▶ **HOW TO COMPLETE THIS TASK**
Where does the word "Iceberg" appear in the data? Copy every line that holds it.

Images of document pages with text
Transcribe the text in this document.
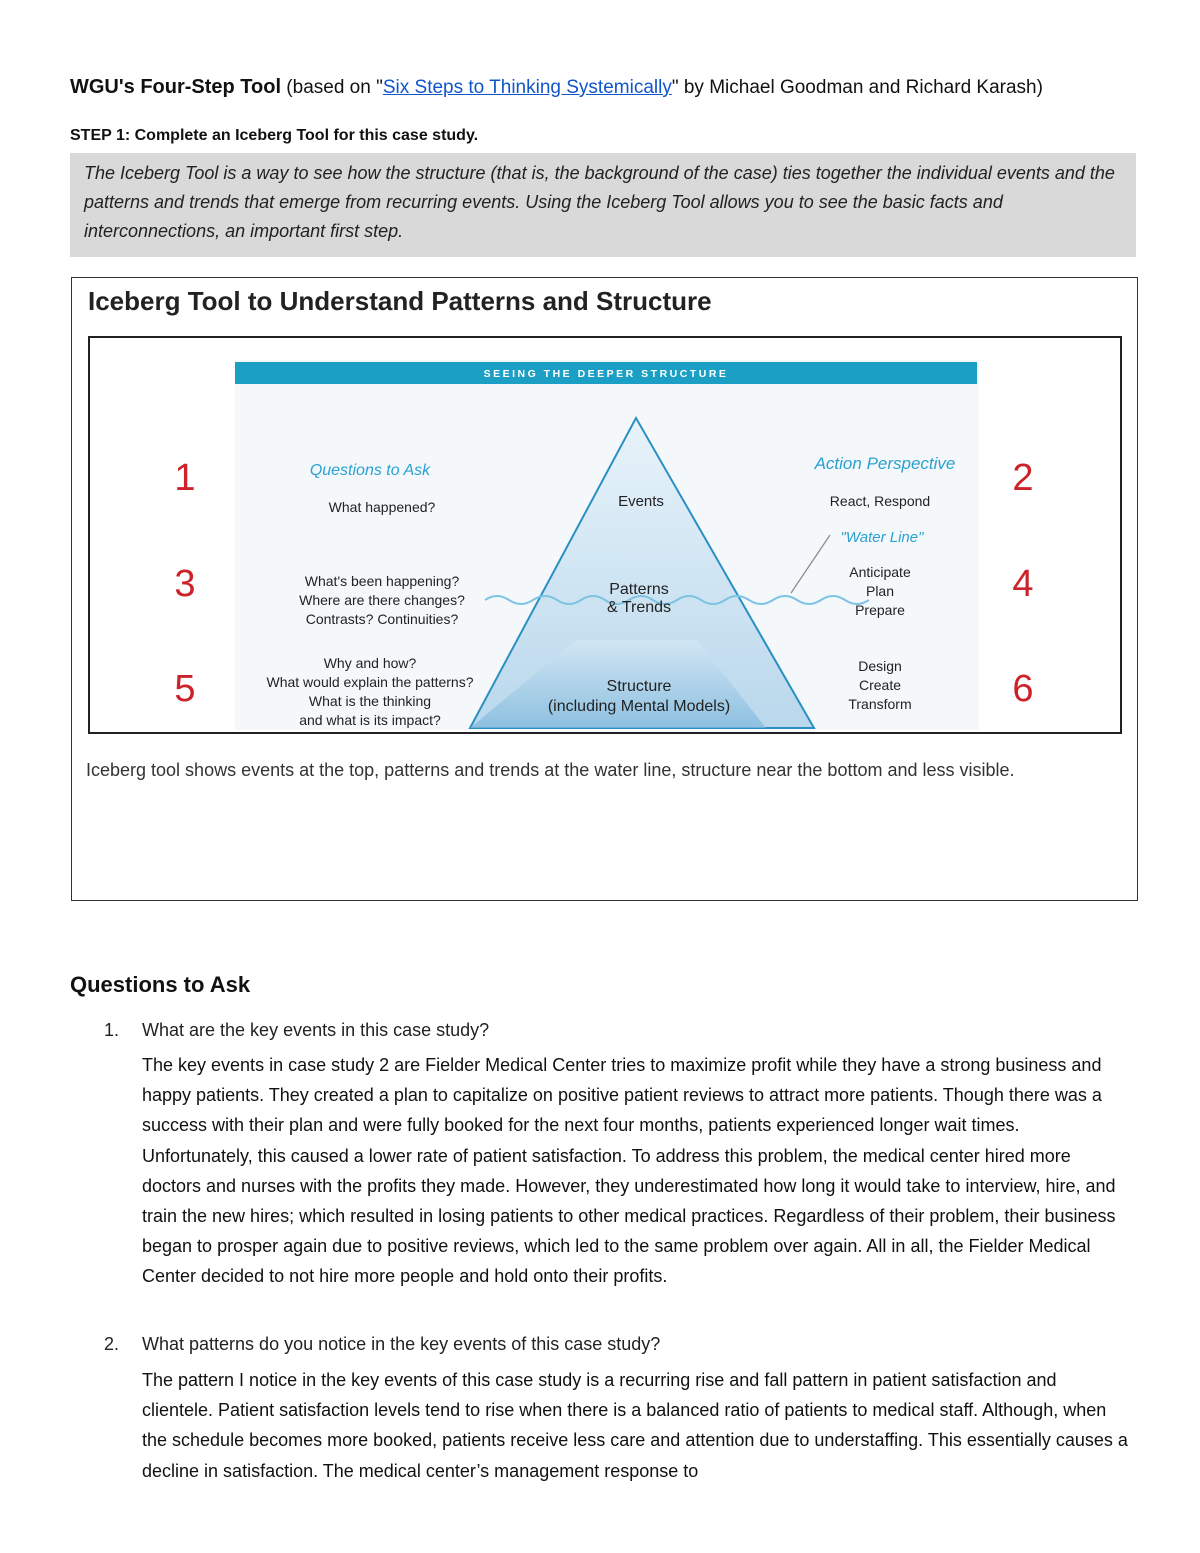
WGU's Four-Step Tool (based on "Six Steps to Thinking Systemically" by Michael Goodman and Richard Karash)
STEP 1: Complete an Iceberg Tool for this case study.
The Iceberg Tool is a way to see how the structure (that is, the background of the case) ties together the individual events and the patterns and trends that emerge from recurring events. Using the Iceberg Tool allows you to see the basic facts and interconnections, an important first step.
Iceberg Tool to Understand Patterns and Structure
SEEING THE DEEPER STRUCTURE
1	2
3	4
5	6
Questions to Ask	Action Perspective
"Water Line"
What happened?
What's been happening?
Where are there changes?
Contrasts? Continuities?
Why and how?
What would explain the patterns?
What is the thinking
and what is its impact?
Events
Patterns
& Trends
Structure
(including Mental Models)
React, Respond
Anticipate
Plan
Prepare
Design
Create
Transform
Iceberg tool shows events at the top, patterns and trends at the water line, structure near the bottom and less visible.
Questions to Ask
1. What are the key events in this case study?
The key events in case study 2 are Fielder Medical Center tries to maximize profit while they have a strong business and happy patients. They created a plan to capitalize on positive patient reviews to attract more patients. Though there was a success with their plan and were fully booked for the next four months, patients experienced longer wait times. Unfortunately, this caused a lower rate of patient satisfaction. To address this problem, the medical center hired more doctors and nurses with the profits they made. However, they underestimated how long it would take to interview, hire, and train the new hires; which resulted in losing patients to other medical practices. Regardless of their problem, their business began to prosper again due to positive reviews, which led to the same problem over again. All in all, the Fielder Medical Center decided to not hire more people and hold onto their profits.
2. What patterns do you notice in the key events of this case study?
The pattern I notice in the key events of this case study is a recurring rise and fall pattern in patient satisfaction and clientele. Patient satisfaction levels tend to rise when there is a balanced ratio of patients to medical staff. Although, when the schedule becomes more booked, patients receive less care and attention due to understaffing. This essentially causes a decline in satisfaction. The medical center’s management response to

▶ **ANSWER TO THIS TASK**
STEP 1: Complete an Iceberg Tool for this case study.
The Iceberg Tool is a way to see how the structure (that is, the background of the case) ties together the individual events and the patterns and trends that emerge from recurring events. Using the Iceberg Tool allows you to see the basic facts and interconnections, an important first step.
Iceberg Tool to Understand Patterns and Structure
Iceberg tool shows events at the top, patterns and trends at the water line, structure near the bottom and less visible.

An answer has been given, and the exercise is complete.